- AIM OF THE EXERCISE
Leaving the pictures aside, transcribe every line below exactly.

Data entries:
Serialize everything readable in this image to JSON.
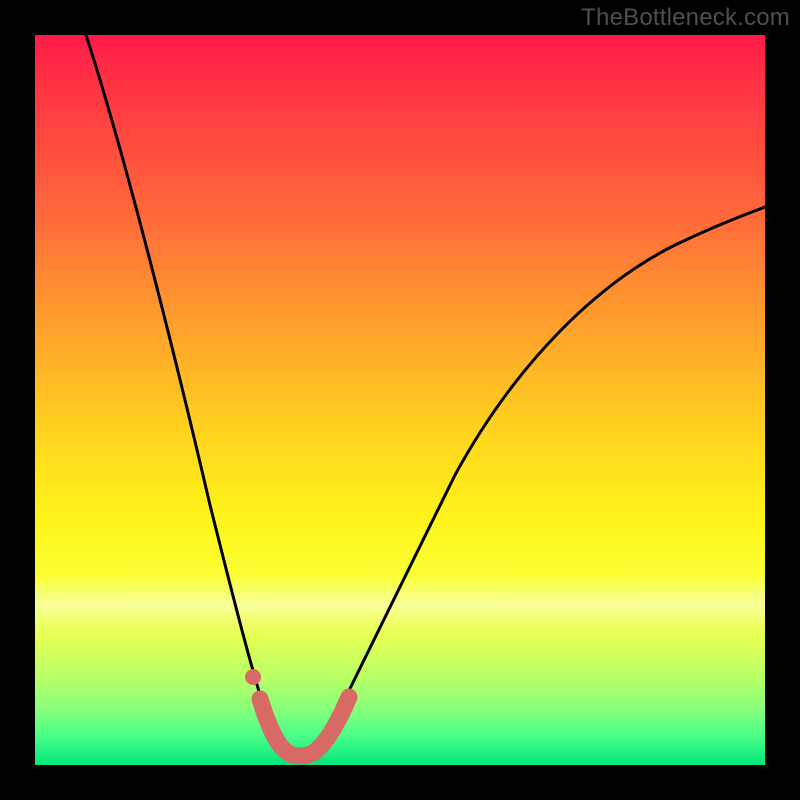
{
  "watermark": "TheBottleneck.com",
  "chart_data": {
    "type": "line",
    "title": "",
    "xlabel": "",
    "ylabel": "",
    "xlim": [
      0,
      100
    ],
    "ylim": [
      0,
      100
    ],
    "grid": false,
    "legend": false,
    "series": [
      {
        "name": "bottleneck-curve",
        "x": [
          7,
          10,
          14,
          18,
          22,
          26,
          29,
          31,
          32,
          34,
          36,
          38,
          40,
          43,
          47,
          53,
          60,
          68,
          76,
          85,
          93,
          100
        ],
        "y": [
          100,
          89,
          75,
          60,
          45,
          30,
          18,
          12,
          8,
          4,
          2,
          2,
          4,
          8,
          15,
          25,
          37,
          48,
          57,
          65,
          71,
          75
        ]
      },
      {
        "name": "highlight-segment",
        "x": [
          30,
          31,
          32,
          34,
          36,
          38,
          40,
          42,
          44
        ],
        "y": [
          14,
          10.5,
          7,
          3,
          2,
          2,
          3.5,
          6.5,
          10
        ]
      },
      {
        "name": "highlight-dot",
        "x": [
          30
        ],
        "y": [
          14
        ]
      }
    ],
    "colors": {
      "curve": "#000000",
      "highlight": "#d86a66",
      "gradient_top": "#ff1a49",
      "gradient_bottom": "#00e77a"
    }
  }
}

- CORRECT OUTPUT
Serialize everything readable in this image to JSON.
{
  "watermark": "TheBottleneck.com",
  "chart_data": {
    "type": "line",
    "title": "",
    "xlabel": "",
    "ylabel": "",
    "xlim": [
      0,
      100
    ],
    "ylim": [
      0,
      100
    ],
    "grid": false,
    "legend": false,
    "series": [
      {
        "name": "bottleneck-curve",
        "x": [
          7,
          10,
          14,
          18,
          22,
          26,
          29,
          31,
          32,
          34,
          36,
          38,
          40,
          43,
          47,
          53,
          60,
          68,
          76,
          85,
          93,
          100
        ],
        "y": [
          100,
          89,
          75,
          60,
          45,
          30,
          18,
          12,
          8,
          4,
          2,
          2,
          4,
          8,
          15,
          25,
          37,
          48,
          57,
          65,
          71,
          75
        ]
      },
      {
        "name": "highlight-segment",
        "x": [
          30,
          31,
          32,
          34,
          36,
          38,
          40,
          42,
          44
        ],
        "y": [
          14,
          10.5,
          7,
          3,
          2,
          2,
          3.5,
          6.5,
          10
        ]
      },
      {
        "name": "highlight-dot",
        "x": [
          30
        ],
        "y": [
          14
        ]
      }
    ],
    "colors": {
      "curve": "#000000",
      "highlight": "#d86a66",
      "gradient_top": "#ff1a49",
      "gradient_bottom": "#00e77a"
    }
  }
}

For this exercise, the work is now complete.